- **Input rows**
"""

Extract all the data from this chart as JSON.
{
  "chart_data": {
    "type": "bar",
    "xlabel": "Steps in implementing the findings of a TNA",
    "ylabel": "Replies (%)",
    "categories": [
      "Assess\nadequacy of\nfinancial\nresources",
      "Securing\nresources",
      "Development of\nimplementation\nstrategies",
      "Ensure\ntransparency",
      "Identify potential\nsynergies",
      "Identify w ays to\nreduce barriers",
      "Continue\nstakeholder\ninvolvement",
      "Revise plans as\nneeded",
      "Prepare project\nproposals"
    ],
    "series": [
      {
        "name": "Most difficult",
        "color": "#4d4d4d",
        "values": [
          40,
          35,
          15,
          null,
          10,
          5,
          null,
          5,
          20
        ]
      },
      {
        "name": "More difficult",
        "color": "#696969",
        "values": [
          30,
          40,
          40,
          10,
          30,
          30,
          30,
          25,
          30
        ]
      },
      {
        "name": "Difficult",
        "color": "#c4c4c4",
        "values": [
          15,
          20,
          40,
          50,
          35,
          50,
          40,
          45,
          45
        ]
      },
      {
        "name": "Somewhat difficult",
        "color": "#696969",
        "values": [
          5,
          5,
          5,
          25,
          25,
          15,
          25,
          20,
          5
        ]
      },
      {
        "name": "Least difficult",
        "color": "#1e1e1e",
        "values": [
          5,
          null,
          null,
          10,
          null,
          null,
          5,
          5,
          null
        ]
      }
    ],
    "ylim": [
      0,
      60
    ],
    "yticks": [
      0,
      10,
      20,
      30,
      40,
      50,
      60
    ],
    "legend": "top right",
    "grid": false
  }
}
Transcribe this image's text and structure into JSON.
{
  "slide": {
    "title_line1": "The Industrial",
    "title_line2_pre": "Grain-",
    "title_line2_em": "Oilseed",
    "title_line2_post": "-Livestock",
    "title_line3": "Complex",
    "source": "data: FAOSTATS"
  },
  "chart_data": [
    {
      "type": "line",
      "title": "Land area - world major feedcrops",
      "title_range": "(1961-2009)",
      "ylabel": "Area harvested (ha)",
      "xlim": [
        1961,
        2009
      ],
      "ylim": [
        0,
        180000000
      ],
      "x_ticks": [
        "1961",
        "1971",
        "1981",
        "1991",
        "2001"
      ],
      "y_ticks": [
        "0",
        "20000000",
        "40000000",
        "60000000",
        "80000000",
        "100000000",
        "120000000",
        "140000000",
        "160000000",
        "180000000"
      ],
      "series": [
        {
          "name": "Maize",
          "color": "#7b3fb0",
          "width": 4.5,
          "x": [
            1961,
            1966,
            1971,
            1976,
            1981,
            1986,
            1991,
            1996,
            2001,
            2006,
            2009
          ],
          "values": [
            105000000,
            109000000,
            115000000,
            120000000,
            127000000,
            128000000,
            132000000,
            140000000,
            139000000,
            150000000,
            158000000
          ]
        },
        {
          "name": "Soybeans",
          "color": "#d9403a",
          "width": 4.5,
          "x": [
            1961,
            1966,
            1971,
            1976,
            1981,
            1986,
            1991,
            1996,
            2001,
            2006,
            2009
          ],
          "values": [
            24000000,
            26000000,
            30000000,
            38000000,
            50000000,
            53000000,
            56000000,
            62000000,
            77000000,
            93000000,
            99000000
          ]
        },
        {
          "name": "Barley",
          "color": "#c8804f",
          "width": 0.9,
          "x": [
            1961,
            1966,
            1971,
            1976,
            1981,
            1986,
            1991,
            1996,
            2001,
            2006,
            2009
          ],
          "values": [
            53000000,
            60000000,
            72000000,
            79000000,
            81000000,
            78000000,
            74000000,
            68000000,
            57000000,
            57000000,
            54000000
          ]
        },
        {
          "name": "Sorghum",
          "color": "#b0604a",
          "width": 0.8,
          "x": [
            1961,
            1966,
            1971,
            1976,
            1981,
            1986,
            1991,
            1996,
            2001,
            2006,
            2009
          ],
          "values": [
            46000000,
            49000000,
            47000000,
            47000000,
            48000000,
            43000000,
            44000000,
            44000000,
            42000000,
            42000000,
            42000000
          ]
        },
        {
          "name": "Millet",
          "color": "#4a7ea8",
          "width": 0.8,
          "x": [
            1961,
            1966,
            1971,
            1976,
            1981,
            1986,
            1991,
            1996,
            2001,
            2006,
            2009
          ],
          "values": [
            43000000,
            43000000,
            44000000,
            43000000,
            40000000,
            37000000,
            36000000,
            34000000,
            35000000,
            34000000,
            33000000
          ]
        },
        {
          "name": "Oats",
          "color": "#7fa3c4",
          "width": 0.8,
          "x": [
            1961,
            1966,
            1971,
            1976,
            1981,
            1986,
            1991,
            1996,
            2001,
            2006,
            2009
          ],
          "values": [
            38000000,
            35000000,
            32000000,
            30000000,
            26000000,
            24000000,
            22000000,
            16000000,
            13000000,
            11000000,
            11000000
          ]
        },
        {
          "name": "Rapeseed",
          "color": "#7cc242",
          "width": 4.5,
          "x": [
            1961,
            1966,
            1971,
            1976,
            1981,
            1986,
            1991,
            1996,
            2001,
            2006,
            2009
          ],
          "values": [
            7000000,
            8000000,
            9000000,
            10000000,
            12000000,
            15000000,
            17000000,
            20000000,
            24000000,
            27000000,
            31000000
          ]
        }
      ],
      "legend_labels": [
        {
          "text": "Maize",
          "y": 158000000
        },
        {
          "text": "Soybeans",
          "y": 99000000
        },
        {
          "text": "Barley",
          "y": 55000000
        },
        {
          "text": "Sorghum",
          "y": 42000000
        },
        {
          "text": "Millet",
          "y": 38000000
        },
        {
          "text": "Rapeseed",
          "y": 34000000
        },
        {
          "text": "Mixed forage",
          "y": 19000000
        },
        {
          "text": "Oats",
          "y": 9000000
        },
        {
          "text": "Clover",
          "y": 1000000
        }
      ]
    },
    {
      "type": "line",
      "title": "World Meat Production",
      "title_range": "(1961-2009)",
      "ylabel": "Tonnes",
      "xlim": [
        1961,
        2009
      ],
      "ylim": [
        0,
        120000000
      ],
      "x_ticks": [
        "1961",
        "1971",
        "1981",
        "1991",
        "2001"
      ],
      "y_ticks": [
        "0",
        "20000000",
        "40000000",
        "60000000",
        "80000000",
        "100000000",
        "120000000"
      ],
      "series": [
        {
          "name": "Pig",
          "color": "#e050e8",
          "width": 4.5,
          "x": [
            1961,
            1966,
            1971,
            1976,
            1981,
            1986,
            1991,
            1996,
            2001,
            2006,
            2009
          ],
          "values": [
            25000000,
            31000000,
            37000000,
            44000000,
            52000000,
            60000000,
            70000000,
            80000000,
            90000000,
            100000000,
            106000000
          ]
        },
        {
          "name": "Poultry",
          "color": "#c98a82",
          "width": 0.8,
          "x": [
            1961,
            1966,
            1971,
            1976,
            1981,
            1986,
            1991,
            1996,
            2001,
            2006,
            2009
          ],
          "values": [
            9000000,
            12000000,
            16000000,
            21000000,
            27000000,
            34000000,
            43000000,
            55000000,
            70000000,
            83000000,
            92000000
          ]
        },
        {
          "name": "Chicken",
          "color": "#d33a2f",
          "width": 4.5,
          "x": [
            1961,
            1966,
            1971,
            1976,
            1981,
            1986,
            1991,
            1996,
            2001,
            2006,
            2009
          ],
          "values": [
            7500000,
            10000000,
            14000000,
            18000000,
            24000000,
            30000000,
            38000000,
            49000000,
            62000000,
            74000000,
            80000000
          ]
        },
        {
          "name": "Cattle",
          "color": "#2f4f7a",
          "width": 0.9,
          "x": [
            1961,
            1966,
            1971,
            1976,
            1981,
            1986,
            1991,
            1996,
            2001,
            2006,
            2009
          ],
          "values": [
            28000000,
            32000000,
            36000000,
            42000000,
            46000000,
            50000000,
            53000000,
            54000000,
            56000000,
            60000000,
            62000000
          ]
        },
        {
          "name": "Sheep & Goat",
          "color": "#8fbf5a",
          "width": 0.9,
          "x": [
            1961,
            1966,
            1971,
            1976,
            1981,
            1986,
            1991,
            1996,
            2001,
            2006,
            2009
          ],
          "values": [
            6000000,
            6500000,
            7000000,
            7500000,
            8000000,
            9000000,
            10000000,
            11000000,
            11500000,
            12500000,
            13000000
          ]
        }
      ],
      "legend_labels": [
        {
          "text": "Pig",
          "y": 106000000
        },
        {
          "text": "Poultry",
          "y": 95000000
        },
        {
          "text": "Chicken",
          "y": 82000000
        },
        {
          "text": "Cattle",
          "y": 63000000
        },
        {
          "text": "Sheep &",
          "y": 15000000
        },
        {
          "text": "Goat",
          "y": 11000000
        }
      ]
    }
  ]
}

"""

- **The request**
Scan the material above for the word "Identify". Copy each line where it occurs.

- **Exercise answer**
      "Identify potential\nsynergies",
      "Identify w ays to\nreduce barriers",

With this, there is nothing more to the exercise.